> [Task to carry out] Rewrite every row from the one containing "773, 180, 793]" down to the one containing "724, 591, 745]", replacing "y-tick-label" with "y-axis-tick-label" and leaving everything else unchanged.

> [Records provided]

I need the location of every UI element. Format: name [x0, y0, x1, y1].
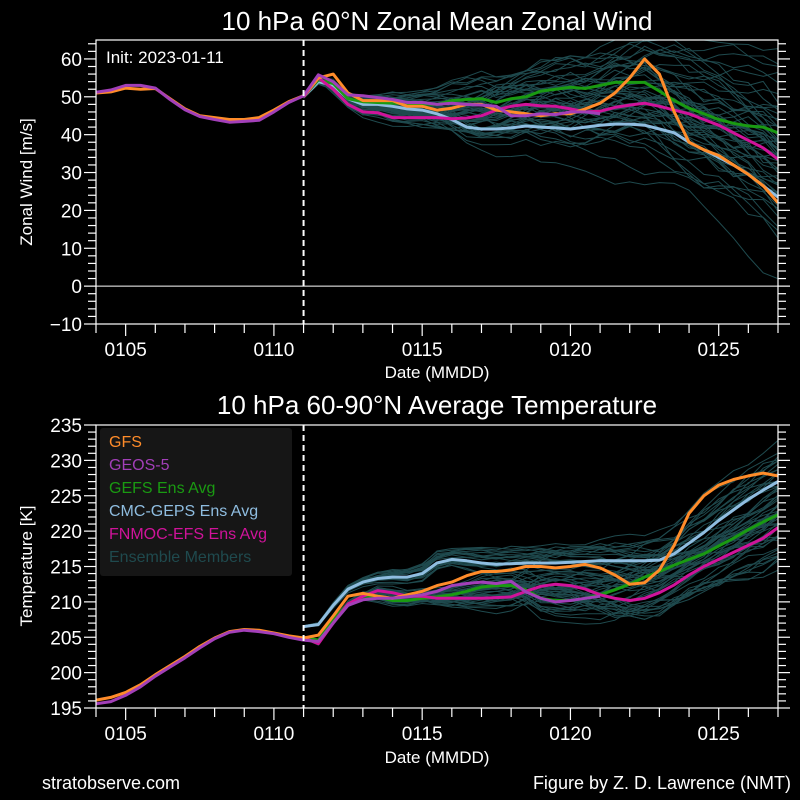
footer-site: stratobserve.com	[42, 773, 180, 793]
ensemble-member-line	[303, 49, 778, 103]
y-tick-label: 215	[50, 558, 82, 579]
y-tick-label: 225	[50, 487, 82, 508]
wind-chart-title: 10 hPa 60°N Zonal Mean Zonal Wind	[222, 6, 653, 36]
temp-chart-title: 10 hPa 60-90°N Average Temperature	[217, 390, 657, 420]
zonal-wind-panel: 10 hPa 60°N Zonal Mean Zonal Wind −10010…	[17, 6, 790, 382]
legend-entry-cmc-geps: CMC-GEPS Ens Avg	[109, 503, 258, 520]
legend-entry-gefs: GEFS Ens Avg	[109, 480, 215, 497]
y-tick-label: 195	[50, 699, 82, 720]
y-tick-label: 210	[50, 593, 82, 614]
ensemble-member-line	[303, 56, 778, 122]
ensemble-member-line	[303, 43, 778, 114]
ensemble-member-line	[303, 488, 778, 645]
ensemble-member-line	[303, 494, 778, 645]
y-tick-label: 205	[50, 628, 82, 649]
wind-y-axis: −10 0 10 20 30 40 50 60	[50, 43, 790, 336]
ensemble-member-line	[303, 76, 778, 195]
y-tick-label: 220	[50, 522, 82, 543]
y-tick-label: 230	[50, 451, 82, 472]
y-tick-label: −10	[50, 315, 82, 336]
footer-credit: Figure by Z. D. Lawrence (NMT)	[533, 773, 791, 793]
wind-y-axis-label: Zonal Wind [m/s]	[17, 118, 36, 246]
ensemble-member-line	[303, 555, 778, 641]
series-line-gfs	[96, 57, 778, 204]
temperature-panel: 10 hPa 60-90°N Average Temperature 195 20…	[17, 390, 790, 767]
temp-y-axis-label: Temperature [K]	[17, 506, 36, 627]
series-line-fnmoc-efs-ens-avg	[303, 526, 778, 646]
ensemble-member-line	[303, 469, 778, 628]
x-tick-label: 0120	[549, 340, 591, 361]
y-tick-label: 235	[50, 416, 82, 437]
y-tick-label: 10	[61, 239, 82, 260]
y-tick-label: 50	[61, 88, 82, 109]
series-line-cmc-geps-ens-avg	[303, 480, 778, 629]
temp-x-axis: 0105 0110 0115 0120 0125	[95, 708, 779, 745]
x-tick-label: 0125	[698, 724, 740, 745]
ensemble-member-line	[303, 79, 778, 186]
y-tick-label: 30	[61, 164, 82, 185]
x-tick-label: 0115	[402, 724, 443, 745]
series-line-geos-5	[96, 73, 601, 124]
temp-ensemble-members	[303, 440, 778, 646]
temp-y-axis: 195 200 205 210 215 220 225 230 235	[50, 416, 790, 720]
y-tick-label: 200	[50, 664, 82, 685]
x-tick-label: 0120	[549, 724, 591, 745]
ensemble-member-line	[303, 486, 778, 644]
ensemble-member-line	[303, 480, 778, 627]
wind-x-axis: 0105 0110 0115 0120 0125	[95, 324, 779, 361]
x-tick-label: 0110	[253, 340, 294, 361]
legend-entry-gfs: GFS	[109, 434, 142, 451]
legend-entry-geos5: GEOS-5	[109, 457, 170, 474]
y-tick-label: 60	[61, 50, 82, 71]
x-tick-label: 0105	[105, 724, 147, 745]
ensemble-member-line	[303, 523, 778, 628]
legend: GFS GEOS-5 GEFS Ens Avg CMC-GEPS Ens Avg…	[100, 428, 292, 576]
legend-entry-ensemble-members: Ensemble Members	[109, 549, 251, 566]
ensemble-member-line	[303, 78, 778, 169]
x-tick-label: 0110	[253, 724, 294, 745]
series-line-fnmoc-efs-ens-avg	[302, 76, 778, 161]
x-tick-label: 0105	[105, 340, 147, 361]
wind-ensemble-members	[303, 40, 778, 280]
wind-x-axis-label: Date (MMDD)	[385, 363, 490, 382]
wind-series-lines	[96, 57, 778, 204]
y-tick-label: 0	[71, 277, 82, 298]
init-date-annotation: Init: 2023-01-11	[106, 48, 224, 67]
wind-plot-frame	[95, 39, 779, 325]
y-tick-label: 20	[61, 201, 82, 222]
series-line-gefs-ens-avg	[302, 78, 778, 135]
ensemble-member-line	[303, 472, 778, 628]
x-tick-label: 0125	[698, 340, 740, 361]
ensemble-member-line	[303, 456, 778, 627]
x-tick-label: 0115	[402, 340, 443, 361]
legend-background	[100, 428, 292, 576]
ensemble-member-line	[303, 539, 778, 641]
y-tick-label: 40	[61, 126, 82, 147]
temp-series-lines	[96, 471, 778, 706]
temp-x-axis-label: Date (MMDD)	[385, 748, 490, 767]
ensemble-member-line	[303, 460, 778, 627]
legend-entry-fnmoc-efs: FNMOC-EFS Ens Avg	[109, 526, 267, 543]
ensemble-member-line	[303, 40, 778, 100]
series-line-geos-5	[96, 579, 601, 706]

> [Solution to the problem]
footer-site: stratobserve.com	[42, 773, 180, 793]
ensemble-member-line	[303, 49, 778, 103]
y-axis-tick-label: 215	[50, 558, 82, 579]
y-axis-tick-label: 225	[50, 487, 82, 508]
wind-chart-title: 10 hPa 60°N Zonal Mean Zonal Wind	[222, 6, 653, 36]
temp-chart-title: 10 hPa 60-90°N Average Temperature	[217, 390, 657, 420]
zonal-wind-panel: 10 hPa 60°N Zonal Mean Zonal Wind −10010…	[17, 6, 790, 382]
legend-entry-cmc-geps: CMC-GEPS Ens Avg	[109, 503, 258, 520]
legend-entry-gefs: GEFS Ens Avg	[109, 480, 215, 497]
y-axis-tick-label: 195	[50, 699, 82, 720]
y-axis-tick-label: 210	[50, 593, 82, 614]
ensemble-member-line	[303, 56, 778, 122]
ensemble-member-line	[303, 43, 778, 114]
ensemble-member-line	[303, 488, 778, 645]
ensemble-member-line	[303, 494, 778, 645]
y-axis-tick-label: 205	[50, 628, 82, 649]
wind-y-axis: −10 0 10 20 30 40 50 60	[50, 43, 790, 336]
ensemble-member-line	[303, 76, 778, 195]
y-axis-tick-label: 220	[50, 522, 82, 543]
y-axis-tick-label: 230	[50, 451, 82, 472]
y-axis-tick-label: −10	[50, 315, 82, 336]
footer-credit: Figure by Z. D. Lawrence (NMT)	[533, 773, 791, 793]
wind-y-axis-label: Zonal Wind [m/s]	[17, 118, 36, 246]
ensemble-member-line	[303, 555, 778, 641]
series-line-gfs	[96, 57, 778, 204]
temperature-panel: 10 hPa 60-90°N Average Temperature 195 20…	[17, 390, 790, 767]
temp-y-axis-label: Temperature [K]	[17, 506, 36, 627]
series-line-fnmoc-efs-ens-avg	[303, 526, 778, 646]
ensemble-member-line	[303, 469, 778, 628]
x-tick-label: 0120	[549, 340, 591, 361]
y-axis-tick-label: 235	[50, 416, 82, 437]
y-axis-tick-label: 10	[61, 239, 82, 260]
y-axis-tick-label: 50	[61, 88, 82, 109]
series-line-cmc-geps-ens-avg	[303, 480, 778, 629]
temp-x-axis: 0105 0110 0115 0120 0125	[95, 708, 779, 745]
x-tick-label: 0125	[698, 724, 740, 745]
ensemble-member-line	[303, 79, 778, 186]
y-axis-tick-label: 30	[61, 164, 82, 185]
x-tick-label: 0115	[402, 724, 443, 745]
series-line-geos-5	[96, 73, 601, 124]
temp-ensemble-members	[303, 440, 778, 646]
temp-y-axis: 195 200 205 210 215 220 225 230 235	[50, 416, 790, 720]
y-axis-tick-label: 200	[50, 664, 82, 685]
x-tick-label: 0120	[549, 724, 591, 745]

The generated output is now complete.